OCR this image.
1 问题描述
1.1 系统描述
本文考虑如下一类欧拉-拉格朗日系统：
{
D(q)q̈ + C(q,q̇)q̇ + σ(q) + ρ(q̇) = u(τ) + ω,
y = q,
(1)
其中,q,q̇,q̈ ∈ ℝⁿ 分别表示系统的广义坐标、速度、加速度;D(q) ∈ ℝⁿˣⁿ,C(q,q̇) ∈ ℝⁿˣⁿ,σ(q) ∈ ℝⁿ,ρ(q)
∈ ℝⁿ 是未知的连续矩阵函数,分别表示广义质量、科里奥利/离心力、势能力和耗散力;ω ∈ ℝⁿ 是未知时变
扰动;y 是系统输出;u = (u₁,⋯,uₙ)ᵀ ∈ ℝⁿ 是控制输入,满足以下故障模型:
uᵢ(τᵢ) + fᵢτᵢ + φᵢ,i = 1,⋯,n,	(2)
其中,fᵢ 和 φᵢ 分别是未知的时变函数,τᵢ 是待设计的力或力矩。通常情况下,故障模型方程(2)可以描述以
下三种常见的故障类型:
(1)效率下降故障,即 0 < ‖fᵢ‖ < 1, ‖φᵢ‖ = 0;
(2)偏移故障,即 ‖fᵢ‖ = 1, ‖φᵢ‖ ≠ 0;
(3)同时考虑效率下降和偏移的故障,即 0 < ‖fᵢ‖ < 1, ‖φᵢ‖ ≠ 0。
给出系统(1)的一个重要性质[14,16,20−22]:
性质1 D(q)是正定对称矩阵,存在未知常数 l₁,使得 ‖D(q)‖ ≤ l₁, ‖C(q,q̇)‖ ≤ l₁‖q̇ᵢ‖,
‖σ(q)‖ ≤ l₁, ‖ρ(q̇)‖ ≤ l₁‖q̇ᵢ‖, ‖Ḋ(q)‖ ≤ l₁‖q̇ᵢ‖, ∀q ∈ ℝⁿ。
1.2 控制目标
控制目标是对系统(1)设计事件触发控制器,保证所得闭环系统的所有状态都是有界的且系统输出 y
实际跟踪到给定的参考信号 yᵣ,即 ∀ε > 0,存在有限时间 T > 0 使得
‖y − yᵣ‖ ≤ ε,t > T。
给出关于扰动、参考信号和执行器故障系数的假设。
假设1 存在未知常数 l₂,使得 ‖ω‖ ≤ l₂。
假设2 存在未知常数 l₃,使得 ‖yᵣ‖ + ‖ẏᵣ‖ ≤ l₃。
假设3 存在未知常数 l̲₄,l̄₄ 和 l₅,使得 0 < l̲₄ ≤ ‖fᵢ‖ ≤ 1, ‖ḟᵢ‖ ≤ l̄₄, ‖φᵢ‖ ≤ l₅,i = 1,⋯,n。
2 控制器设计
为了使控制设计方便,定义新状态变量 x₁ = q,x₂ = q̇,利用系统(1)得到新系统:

_____

▶ _Given exercise_
All of the entries above need to be reproduced exactly.

▶ _Result of the exercise_
OCR this image.
1 问题描述
1.1 系统描述
本文考虑如下一类欧拉-拉格朗日系统：
{
D(q)q̈ + C(q,q̇)q̇ + σ(q) + ρ(q̇) = u(τ) + ω,
y = q,
(1)
其中,q,q̇,q̈ ∈ ℝⁿ 分别表示系统的广义坐标、速度、加速度;D(q) ∈ ℝⁿˣⁿ,C(q,q̇) ∈ ℝⁿˣⁿ,σ(q) ∈ ℝⁿ,ρ(q)
∈ ℝⁿ 是未知的连续矩阵函数,分别表示广义质量、科里奥利/离心力、势能力和耗散力;ω ∈ ℝⁿ 是未知时变
扰动;y 是系统输出;u = (u₁,⋯,uₙ)ᵀ ∈ ℝⁿ 是控制输入,满足以下故障模型:
uᵢ(τᵢ) + fᵢτᵢ + φᵢ,i = 1,⋯,n,	(2)
其中,fᵢ 和 φᵢ 分别是未知的时变函数,τᵢ 是待设计的力或力矩。通常情况下,故障模型方程(2)可以描述以
下三种常见的故障类型:
(1)效率下降故障,即 0 < ‖fᵢ‖ < 1, ‖φᵢ‖ = 0;
(2)偏移故障,即 ‖fᵢ‖ = 1, ‖φᵢ‖ ≠ 0;
(3)同时考虑效率下降和偏移的故障,即 0 < ‖fᵢ‖ < 1, ‖φᵢ‖ ≠ 0。
给出系统(1)的一个重要性质[14,16,20−22]:
性质1 D(q)是正定对称矩阵,存在未知常数 l₁,使得 ‖D(q)‖ ≤ l₁, ‖C(q,q̇)‖ ≤ l₁‖q̇ᵢ‖,
‖σ(q)‖ ≤ l₁, ‖ρ(q̇)‖ ≤ l₁‖q̇ᵢ‖, ‖Ḋ(q)‖ ≤ l₁‖q̇ᵢ‖, ∀q ∈ ℝⁿ。
1.2 控制目标
控制目标是对系统(1)设计事件触发控制器,保证所得闭环系统的所有状态都是有界的且系统输出 y
实际跟踪到给定的参考信号 yᵣ,即 ∀ε > 0,存在有限时间 T > 0 使得
‖y − yᵣ‖ ≤ ε,t > T。
给出关于扰动、参考信号和执行器故障系数的假设。
假设1 存在未知常数 l₂,使得 ‖ω‖ ≤ l₂。
假设2 存在未知常数 l₃,使得 ‖yᵣ‖ + ‖ẏᵣ‖ ≤ l₃。
假设3 存在未知常数 l̲₄,l̄₄ 和 l₅,使得 0 < l̲₄ ≤ ‖fᵢ‖ ≤ 1, ‖ḟᵢ‖ ≤ l̄₄, ‖φᵢ‖ ≤ l₅,i = 1,⋯,n。
2 控制器设计
为了使控制设计方便,定义新状态变量 x₁ = q,x₂ = q̇,利用系统(1)得到新系统:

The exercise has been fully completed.